Requirement -
Copy each line below exactly and leave the pictures out.

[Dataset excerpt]
......

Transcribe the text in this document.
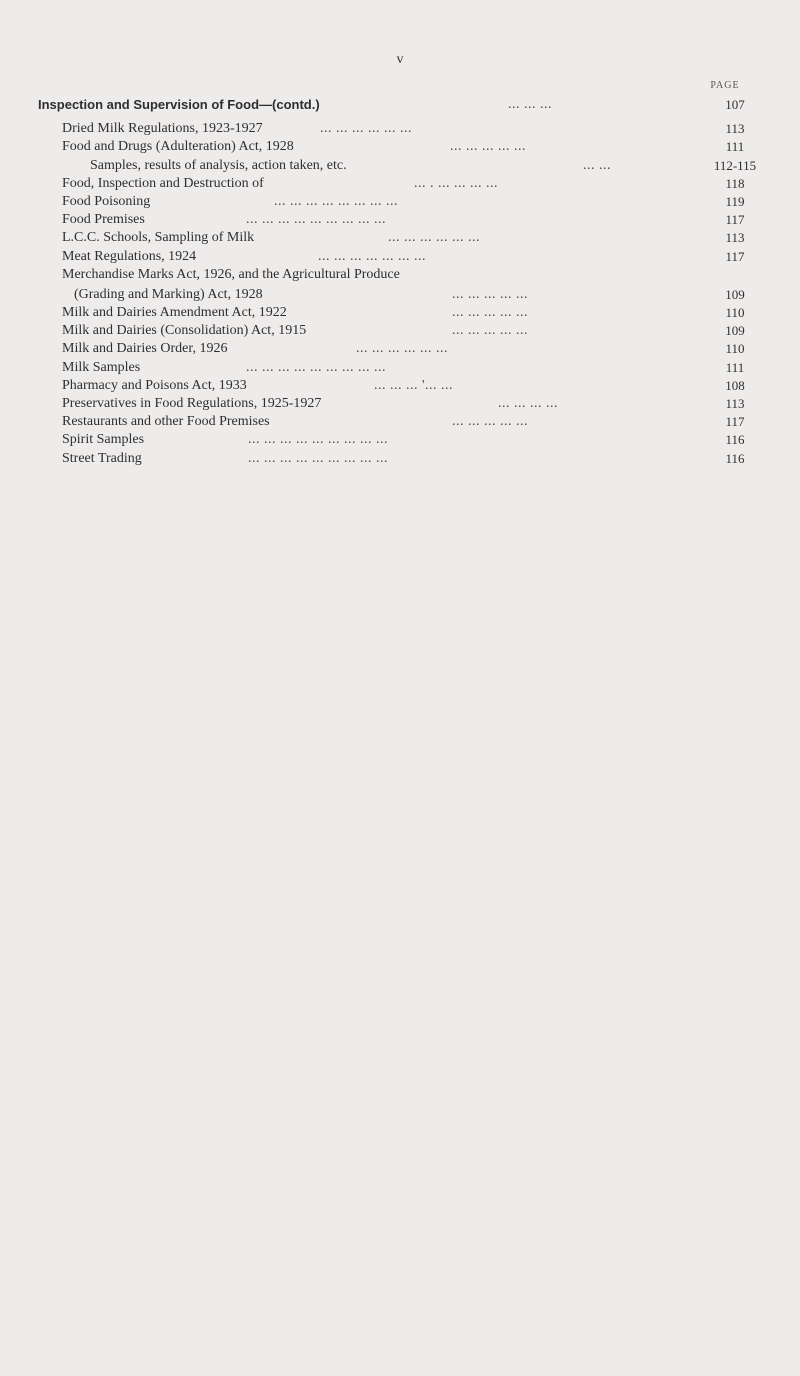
v
PAGE
Inspection and Supervision of Food—(contd.)	... ... ...	107
Dried Milk Regulations, 1923-1927	... ... ... ... ... ...	113
Food and Drugs (Adulteration) Act, 1928	... ... ... ... ...	111
Samples, results of analysis, action taken, etc.	... ...	112-115
Food, Inspection and Destruction of	... . ... ... ... ...	118
Food Poisoning	... ... ... ... ... ... ... ...	119
Food Premises	... ... ... ... ... ... ... ... ...	117
L.C.C. Schools, Sampling of Milk	... ... ... ... ... ...	113
Meat Regulations, 1924	... ... ... ... ... ... ...	117
Merchandise Marks Act, 1926, and the Agricultural Produce
(Grading and Marking) Act, 1928	... ... ... ... ...	109
Milk and Dairies Amendment Act, 1922	... ... ... ... ...	110
Milk and Dairies (Consolidation) Act, 1915	... ... ... ... ...	109
Milk and Dairies Order, 1926	... ... ... ... ... ...	110
Milk Samples	... ... ... ... ... ... ... ... ...	111
Pharmacy and Poisons Act, 1933	... ... ... '... ...	108
Preservatives in Food Regulations, 1925-1927	... ... ... ...	113
Restaurants and other Food Premises	... ... ... ... ...	117
Spirit Samples	... ... ... ... ... ... ... ... ...	116
Street Trading	... ... ... ... ... ... ... ... ...	116
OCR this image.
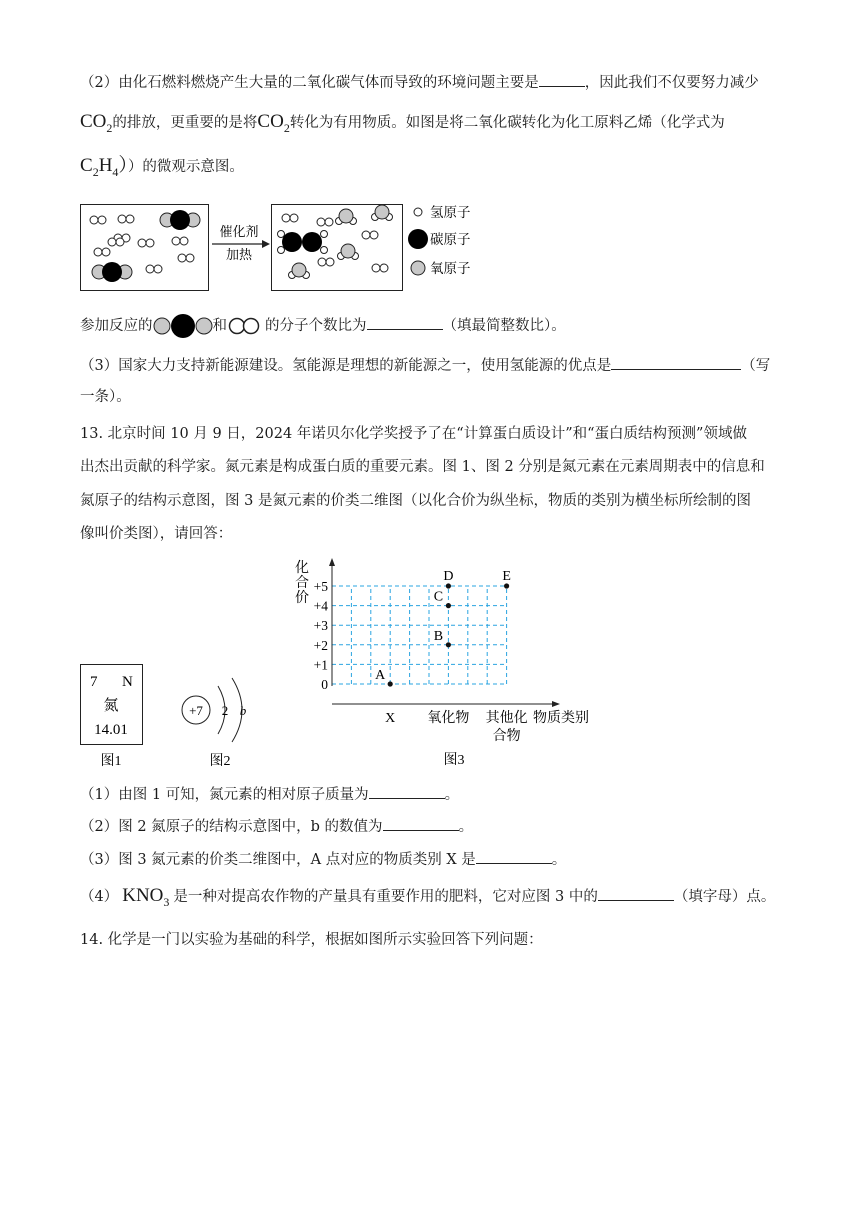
（2）由化石燃料燃烧产生大量的二氧化碳气体而导致的环境问题主要是	，因此我们不仅要努力减少
$CO_2$的排放，更重要的是将$CO_2$转化为有用物质。如图是将二氧化碳转化为化工原料乙烯（化学式为
$C_2H_4$））的微观示意图。
催化剂
加热
氢原子
碳原子
氧原子
参加反应的	和	的分子个数比为	（填最简整数比）。
（3）国家大力支持新能源建设。氢能源是理想的新能源之一，使用氢能源的优点是	（写
一条）。
13. 北京时间 10 月 9 日，2024 年诺贝尔化学奖授予了在“计算蛋白质设计”和“蛋白质结构预测”领域做
出杰出贡献的科学家。氮元素是构成蛋白质的重要元素。图 1、图 2 分别是氮元素在元素周期表中的信息和
氮原子的结构示意图，图 3 是氮元素的价类二维图（以化合价为纵坐标，物质的类别为横坐标所绘制的图
像叫价类图），请回答：
7 N
氮
14.01
图1
+7 2 b
图2
0
+1
+2
+3
+4
+5
X 氧化物 其他化
合物
A
B
C
D	E
化
合
价
物质类别
图3
（1）由图 1 可知，氮元素的相对原子质量为	。
（2）图 2 氮原子的结构示意图中，b 的数值为	。
（3）图 3 氮元素的价类二维图中，A 点对应的物质类别 X 是	。
（4） $KNO_3$ 是一种对提高农作物的产量具有重要作用的肥料，它对应图 3 中的	（填字母）点。
14. 化学是一门以实验为基础的科学，根据如图所示实验回答下列问题：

......

Solution to the problem -
Transcribe the text in this document.
v
PAGE
Inspection and Supervision of Food—(contd.)	... ... ...	107
Dried Milk Regulations, 1923-1927	... ... ... ... ... ...	113
Food and Drugs (Adulteration) Act, 1928	... ... ... ... ...	111
Samples, results of analysis, action taken, etc.	... ...	112-115
Food, Inspection and Destruction of	... . ... ... ... ...	118
Food Poisoning	... ... ... ... ... ... ... ...	119
Food Premises	... ... ... ... ... ... ... ... ...	117
L.C.C. Schools, Sampling of Milk	... ... ... ... ... ...	113
Meat Regulations, 1924	... ... ... ... ... ... ...	117
Merchandise Marks Act, 1926, and the Agricultural Produce
(Grading and Marking) Act, 1928	... ... ... ... ...	109
Milk and Dairies Amendment Act, 1922	... ... ... ... ...	110
Milk and Dairies (Consolidation) Act, 1915	... ... ... ... ...	109
Milk and Dairies Order, 1926	... ... ... ... ... ...	110
Milk Samples	... ... ... ... ... ... ... ... ...	111
Pharmacy and Poisons Act, 1933	... ... ... '... ...	108
Preservatives in Food Regulations, 1925-1927	... ... ... ...	113
Restaurants and other Food Premises	... ... ... ... ...	117
Spirit Samples	... ... ... ... ... ... ... ... ...	116
Street Trading	... ... ... ... ... ... ... ... ...	116
OCR this image.
（2）由化石燃料燃烧产生大量的二氧化碳气体而导致的环境问题主要是	，因此我们不仅要努力减少
$CO_2$的排放，更重要的是将$CO_2$转化为有用物质。如图是将二氧化碳转化为化工原料乙烯（化学式为
$C_2H_4$））的微观示意图。
催化剂
加热
氢原子
碳原子
氧原子
参加反应的	和	的分子个数比为	（填最简整数比）。
（3）国家大力支持新能源建设。氢能源是理想的新能源之一，使用氢能源的优点是	（写
一条）。
13. 北京时间 10 月 9 日，2024 年诺贝尔化学奖授予了在“计算蛋白质设计”和“蛋白质结构预测”领域做
出杰出贡献的科学家。氮元素是构成蛋白质的重要元素。图 1、图 2 分别是氮元素在元素周期表中的信息和
氮原子的结构示意图，图 3 是氮元素的价类二维图（以化合价为纵坐标，物质的类别为横坐标所绘制的图
像叫价类图），请回答：
7 N
氮
14.01
图1
+7 2 b
图2
0
+1
+2
+3
+4
+5
X 氧化物 其他化
合物
A
B
C
D	E
化
合
价
物质类别
图3
（1）由图 1 可知，氮元素的相对原子质量为	。
（2）图 2 氮原子的结构示意图中，b 的数值为	。
（3）图 3 氮元素的价类二维图中，A 点对应的物质类别 X 是	。
（4） $KNO_3$ 是一种对提高农作物的产量具有重要作用的肥料，它对应图 3 中的	（填字母）点。
14. 化学是一门以实验为基础的科学，根据如图所示实验回答下列问题：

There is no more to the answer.